• **What the task asks**: Within the records that follow, find every line containing the string "source". Copy those lines.

(Dataset records)
[start]

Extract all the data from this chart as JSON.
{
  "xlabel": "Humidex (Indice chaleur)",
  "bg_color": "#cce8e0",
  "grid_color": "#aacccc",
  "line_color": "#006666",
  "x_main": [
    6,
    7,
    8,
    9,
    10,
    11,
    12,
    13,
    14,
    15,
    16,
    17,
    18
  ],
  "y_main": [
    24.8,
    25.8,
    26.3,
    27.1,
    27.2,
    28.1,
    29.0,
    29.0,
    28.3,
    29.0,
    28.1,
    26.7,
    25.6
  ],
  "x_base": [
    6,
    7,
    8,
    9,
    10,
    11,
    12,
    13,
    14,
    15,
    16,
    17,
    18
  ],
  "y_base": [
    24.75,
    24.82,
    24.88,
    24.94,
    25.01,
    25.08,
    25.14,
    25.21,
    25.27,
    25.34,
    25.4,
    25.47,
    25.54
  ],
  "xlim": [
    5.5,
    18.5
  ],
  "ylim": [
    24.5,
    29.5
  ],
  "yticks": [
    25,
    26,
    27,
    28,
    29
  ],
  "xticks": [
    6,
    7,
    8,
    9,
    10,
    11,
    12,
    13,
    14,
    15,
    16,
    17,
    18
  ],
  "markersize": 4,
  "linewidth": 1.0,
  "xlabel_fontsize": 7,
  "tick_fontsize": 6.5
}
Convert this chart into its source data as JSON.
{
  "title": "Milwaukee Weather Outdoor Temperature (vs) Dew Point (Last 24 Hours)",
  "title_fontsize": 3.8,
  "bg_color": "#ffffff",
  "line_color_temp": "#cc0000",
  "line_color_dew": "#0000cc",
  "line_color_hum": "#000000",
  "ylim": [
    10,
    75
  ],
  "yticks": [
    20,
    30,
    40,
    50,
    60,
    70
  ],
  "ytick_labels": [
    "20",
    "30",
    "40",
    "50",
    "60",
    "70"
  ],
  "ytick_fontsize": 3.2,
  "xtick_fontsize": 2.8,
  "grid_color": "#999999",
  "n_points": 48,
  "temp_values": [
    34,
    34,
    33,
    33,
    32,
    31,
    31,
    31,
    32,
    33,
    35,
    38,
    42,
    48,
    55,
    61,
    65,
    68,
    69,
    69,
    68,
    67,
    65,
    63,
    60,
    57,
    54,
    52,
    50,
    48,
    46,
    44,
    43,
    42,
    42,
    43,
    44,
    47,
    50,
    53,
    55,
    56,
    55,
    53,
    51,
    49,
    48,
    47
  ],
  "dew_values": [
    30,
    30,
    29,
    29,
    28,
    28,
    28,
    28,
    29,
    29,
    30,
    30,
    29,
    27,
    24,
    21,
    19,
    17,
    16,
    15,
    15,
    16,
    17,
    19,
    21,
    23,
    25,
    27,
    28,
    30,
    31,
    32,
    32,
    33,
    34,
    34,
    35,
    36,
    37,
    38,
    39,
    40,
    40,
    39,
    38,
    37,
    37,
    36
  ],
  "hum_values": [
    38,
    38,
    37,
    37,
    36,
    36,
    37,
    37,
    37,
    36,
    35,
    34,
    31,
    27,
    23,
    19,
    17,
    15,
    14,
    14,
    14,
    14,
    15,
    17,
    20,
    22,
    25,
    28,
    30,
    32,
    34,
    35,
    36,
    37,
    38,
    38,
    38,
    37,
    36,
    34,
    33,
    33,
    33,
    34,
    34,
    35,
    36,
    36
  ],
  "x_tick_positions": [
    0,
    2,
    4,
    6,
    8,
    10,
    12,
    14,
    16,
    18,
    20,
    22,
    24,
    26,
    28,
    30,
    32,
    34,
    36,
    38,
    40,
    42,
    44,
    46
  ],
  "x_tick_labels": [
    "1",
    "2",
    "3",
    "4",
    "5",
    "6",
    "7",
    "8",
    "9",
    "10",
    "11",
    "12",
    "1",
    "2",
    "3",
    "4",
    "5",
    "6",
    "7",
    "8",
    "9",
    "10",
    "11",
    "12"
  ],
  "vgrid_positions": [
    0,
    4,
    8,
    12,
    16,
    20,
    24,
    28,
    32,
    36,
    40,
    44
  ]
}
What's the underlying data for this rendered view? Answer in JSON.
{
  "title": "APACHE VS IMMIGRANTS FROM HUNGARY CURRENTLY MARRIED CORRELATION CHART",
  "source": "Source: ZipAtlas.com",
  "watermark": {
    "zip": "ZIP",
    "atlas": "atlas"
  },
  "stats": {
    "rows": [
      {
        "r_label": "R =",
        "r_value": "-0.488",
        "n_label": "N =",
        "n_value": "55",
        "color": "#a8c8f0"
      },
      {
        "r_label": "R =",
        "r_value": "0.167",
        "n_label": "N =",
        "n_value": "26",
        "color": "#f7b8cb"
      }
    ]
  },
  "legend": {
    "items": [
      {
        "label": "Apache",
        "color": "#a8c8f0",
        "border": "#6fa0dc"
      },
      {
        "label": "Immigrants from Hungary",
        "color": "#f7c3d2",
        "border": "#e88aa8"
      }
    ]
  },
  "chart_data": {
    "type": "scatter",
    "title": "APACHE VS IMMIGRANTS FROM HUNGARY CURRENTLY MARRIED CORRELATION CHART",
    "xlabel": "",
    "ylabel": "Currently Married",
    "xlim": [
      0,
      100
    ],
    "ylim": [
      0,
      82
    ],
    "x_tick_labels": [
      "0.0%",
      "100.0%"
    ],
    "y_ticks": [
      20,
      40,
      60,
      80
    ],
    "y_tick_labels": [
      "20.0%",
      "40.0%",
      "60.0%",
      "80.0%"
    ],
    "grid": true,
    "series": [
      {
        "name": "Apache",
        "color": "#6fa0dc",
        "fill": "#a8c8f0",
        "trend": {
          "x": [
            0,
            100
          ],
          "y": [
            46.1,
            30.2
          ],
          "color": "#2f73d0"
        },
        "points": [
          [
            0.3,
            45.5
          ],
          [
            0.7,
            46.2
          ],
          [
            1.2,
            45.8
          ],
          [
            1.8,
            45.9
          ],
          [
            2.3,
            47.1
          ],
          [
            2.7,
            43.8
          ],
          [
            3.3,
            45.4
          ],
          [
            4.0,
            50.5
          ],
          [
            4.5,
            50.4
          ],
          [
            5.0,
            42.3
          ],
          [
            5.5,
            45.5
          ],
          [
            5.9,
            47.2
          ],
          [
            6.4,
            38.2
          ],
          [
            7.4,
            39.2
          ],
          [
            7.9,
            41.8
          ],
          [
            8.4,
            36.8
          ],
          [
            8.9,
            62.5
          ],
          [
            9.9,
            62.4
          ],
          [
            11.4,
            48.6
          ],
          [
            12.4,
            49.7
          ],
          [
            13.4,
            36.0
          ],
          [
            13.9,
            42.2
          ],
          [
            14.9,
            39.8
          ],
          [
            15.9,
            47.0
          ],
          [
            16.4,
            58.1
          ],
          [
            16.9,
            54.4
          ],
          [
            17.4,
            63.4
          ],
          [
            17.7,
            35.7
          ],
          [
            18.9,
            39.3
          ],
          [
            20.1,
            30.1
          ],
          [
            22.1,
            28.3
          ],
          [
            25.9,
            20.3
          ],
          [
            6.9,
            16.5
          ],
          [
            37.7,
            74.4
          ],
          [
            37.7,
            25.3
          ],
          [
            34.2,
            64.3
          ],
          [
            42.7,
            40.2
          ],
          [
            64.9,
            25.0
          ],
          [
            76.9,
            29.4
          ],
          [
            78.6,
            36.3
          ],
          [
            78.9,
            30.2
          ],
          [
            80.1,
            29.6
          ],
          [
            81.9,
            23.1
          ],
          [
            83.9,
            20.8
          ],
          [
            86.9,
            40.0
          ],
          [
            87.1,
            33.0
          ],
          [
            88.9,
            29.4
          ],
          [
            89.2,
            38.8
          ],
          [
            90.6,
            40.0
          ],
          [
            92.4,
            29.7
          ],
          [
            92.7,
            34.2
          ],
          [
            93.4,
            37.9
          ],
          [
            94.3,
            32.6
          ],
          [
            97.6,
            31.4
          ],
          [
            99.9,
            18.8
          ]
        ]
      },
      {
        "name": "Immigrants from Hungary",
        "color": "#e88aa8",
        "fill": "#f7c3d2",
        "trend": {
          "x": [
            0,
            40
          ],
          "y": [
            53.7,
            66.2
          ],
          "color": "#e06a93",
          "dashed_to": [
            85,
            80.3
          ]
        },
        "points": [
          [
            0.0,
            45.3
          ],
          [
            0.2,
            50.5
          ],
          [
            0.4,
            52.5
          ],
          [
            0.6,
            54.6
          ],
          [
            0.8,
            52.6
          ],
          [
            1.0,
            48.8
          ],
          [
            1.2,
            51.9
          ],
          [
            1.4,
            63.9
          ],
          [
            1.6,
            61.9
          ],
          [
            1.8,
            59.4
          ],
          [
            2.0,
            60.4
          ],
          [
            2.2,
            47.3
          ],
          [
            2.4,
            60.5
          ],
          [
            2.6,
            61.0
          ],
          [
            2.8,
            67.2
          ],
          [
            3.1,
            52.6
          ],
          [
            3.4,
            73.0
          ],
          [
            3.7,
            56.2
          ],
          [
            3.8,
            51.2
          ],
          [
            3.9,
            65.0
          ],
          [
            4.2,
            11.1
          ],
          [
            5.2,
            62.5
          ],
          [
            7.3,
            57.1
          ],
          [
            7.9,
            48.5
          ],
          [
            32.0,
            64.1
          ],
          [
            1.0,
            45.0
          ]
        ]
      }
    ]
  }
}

[end]

• **Answer for the task**:
Convert this chart into its source data as JSON.
  "source": "Source: ZipAtlas.com",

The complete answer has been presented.